* Given task:
Below are the records. Gather each line that holds "cadre".

* Stored records:
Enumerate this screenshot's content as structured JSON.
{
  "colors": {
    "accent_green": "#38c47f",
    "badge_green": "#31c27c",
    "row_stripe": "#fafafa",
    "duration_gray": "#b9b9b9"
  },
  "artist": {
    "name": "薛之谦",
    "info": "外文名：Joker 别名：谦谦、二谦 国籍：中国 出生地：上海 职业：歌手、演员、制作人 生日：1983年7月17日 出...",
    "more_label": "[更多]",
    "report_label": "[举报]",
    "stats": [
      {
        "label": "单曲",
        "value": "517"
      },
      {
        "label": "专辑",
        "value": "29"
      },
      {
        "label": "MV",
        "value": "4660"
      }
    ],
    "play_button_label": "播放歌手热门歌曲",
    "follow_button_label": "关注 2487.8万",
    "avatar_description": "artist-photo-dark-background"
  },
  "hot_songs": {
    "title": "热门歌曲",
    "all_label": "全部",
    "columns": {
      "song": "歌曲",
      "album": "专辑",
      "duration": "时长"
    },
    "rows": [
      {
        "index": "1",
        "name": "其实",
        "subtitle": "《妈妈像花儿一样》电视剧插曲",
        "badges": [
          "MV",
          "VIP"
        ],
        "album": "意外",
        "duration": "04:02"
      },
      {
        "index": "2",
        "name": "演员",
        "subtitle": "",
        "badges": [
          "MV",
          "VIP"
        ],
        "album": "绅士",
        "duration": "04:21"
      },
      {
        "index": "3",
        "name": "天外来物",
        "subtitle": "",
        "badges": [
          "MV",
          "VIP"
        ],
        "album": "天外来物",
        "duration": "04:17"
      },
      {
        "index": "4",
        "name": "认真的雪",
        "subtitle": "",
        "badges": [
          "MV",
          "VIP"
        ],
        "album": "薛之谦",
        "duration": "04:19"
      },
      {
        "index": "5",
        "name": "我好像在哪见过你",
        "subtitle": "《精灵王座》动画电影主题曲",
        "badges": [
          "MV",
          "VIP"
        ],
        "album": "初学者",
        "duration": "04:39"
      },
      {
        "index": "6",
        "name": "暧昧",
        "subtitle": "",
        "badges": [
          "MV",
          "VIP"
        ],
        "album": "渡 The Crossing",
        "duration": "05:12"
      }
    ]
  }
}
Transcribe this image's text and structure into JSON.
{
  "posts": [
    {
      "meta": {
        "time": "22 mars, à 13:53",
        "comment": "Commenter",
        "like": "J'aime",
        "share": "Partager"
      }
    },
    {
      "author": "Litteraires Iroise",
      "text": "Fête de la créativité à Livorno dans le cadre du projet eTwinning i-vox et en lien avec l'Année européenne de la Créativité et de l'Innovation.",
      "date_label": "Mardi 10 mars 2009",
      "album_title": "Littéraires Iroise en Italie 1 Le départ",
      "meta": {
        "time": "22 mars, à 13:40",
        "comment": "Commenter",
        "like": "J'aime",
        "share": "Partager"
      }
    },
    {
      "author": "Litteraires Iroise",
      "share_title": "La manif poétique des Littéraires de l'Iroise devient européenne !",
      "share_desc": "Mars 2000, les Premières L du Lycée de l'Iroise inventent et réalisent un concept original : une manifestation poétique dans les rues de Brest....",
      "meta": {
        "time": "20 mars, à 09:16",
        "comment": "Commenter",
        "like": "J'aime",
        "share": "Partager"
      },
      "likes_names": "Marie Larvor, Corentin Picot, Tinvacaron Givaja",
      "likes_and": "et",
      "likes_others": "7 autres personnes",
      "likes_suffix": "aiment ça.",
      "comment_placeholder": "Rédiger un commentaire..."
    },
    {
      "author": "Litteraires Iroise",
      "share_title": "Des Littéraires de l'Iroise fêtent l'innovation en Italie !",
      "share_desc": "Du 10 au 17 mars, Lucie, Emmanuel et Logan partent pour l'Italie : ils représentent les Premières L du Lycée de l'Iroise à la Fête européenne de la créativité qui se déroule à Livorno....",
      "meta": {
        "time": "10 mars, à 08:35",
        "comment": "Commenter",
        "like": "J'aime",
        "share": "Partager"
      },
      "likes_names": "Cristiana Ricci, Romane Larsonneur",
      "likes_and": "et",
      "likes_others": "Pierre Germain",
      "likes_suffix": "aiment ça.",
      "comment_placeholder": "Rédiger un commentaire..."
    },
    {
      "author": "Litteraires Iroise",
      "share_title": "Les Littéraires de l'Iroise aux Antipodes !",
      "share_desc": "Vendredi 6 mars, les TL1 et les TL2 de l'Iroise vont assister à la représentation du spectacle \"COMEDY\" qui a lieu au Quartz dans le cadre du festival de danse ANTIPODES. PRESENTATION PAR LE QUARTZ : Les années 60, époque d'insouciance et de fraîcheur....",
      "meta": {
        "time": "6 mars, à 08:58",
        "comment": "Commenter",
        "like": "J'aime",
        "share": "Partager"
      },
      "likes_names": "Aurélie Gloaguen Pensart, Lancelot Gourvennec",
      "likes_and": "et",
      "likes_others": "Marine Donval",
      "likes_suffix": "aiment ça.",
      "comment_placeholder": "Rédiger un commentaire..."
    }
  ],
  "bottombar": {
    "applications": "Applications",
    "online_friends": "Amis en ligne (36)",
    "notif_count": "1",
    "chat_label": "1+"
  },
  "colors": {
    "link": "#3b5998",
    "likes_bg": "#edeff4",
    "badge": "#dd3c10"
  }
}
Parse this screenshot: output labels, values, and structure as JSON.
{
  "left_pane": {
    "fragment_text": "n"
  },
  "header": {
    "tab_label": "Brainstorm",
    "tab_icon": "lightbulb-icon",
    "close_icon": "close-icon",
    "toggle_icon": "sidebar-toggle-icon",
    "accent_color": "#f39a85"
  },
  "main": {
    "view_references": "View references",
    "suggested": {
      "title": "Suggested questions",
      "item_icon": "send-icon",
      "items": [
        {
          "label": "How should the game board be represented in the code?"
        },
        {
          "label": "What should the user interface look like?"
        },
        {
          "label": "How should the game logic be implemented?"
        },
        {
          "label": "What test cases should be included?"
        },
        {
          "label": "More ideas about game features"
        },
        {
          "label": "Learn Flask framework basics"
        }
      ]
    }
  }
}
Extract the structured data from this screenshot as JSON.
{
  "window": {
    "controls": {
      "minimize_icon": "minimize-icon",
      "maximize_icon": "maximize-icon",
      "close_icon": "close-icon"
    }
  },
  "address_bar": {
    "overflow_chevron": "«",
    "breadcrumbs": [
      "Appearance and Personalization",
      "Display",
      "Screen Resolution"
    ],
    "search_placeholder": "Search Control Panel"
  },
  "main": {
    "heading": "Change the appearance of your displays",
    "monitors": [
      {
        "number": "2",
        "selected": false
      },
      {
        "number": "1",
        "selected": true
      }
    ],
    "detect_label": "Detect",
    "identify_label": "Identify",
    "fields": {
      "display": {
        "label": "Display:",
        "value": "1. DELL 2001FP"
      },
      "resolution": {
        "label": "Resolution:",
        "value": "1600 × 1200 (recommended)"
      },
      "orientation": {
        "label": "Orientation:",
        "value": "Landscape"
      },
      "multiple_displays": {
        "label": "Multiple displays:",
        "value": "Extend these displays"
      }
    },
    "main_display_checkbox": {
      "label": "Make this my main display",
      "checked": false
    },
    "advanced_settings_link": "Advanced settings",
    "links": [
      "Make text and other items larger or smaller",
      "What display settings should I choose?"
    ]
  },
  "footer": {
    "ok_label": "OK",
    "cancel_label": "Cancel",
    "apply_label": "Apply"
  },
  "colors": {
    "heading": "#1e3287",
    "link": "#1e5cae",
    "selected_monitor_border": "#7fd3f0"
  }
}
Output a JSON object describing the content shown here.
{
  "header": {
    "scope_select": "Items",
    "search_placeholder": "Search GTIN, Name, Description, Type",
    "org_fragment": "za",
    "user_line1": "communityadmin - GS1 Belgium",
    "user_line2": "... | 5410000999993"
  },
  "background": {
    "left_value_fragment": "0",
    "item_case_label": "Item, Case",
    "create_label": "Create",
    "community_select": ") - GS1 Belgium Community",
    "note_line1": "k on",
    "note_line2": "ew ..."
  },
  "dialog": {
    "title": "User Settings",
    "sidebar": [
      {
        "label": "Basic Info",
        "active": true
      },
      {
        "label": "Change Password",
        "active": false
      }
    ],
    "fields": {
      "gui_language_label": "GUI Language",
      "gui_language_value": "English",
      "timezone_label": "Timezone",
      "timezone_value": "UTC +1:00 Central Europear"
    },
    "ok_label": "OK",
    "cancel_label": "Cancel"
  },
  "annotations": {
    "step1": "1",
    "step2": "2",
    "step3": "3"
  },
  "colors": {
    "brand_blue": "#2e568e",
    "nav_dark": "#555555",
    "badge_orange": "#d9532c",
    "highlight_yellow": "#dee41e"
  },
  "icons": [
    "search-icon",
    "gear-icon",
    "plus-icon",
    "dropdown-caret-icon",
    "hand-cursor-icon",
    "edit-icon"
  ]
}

* Complete response:
      "text": "Fête de la créativité à Livorno dans le cadre du projet eTwinning i-vox et en lien avec l'Année européenne de la Créativité et de l'Innovation.",
      "share_desc": "Vendredi 6 mars, les TL1 et les TL2 de l'Iroise vont assister à la représentation du spectacle \"COMEDY\" qui a lieu au Quartz dans le cadre du festival de danse ANTIPODES. PRESENTATION PAR LE QUARTZ : Les années 60, époque d'insouciance et de fraîcheur....",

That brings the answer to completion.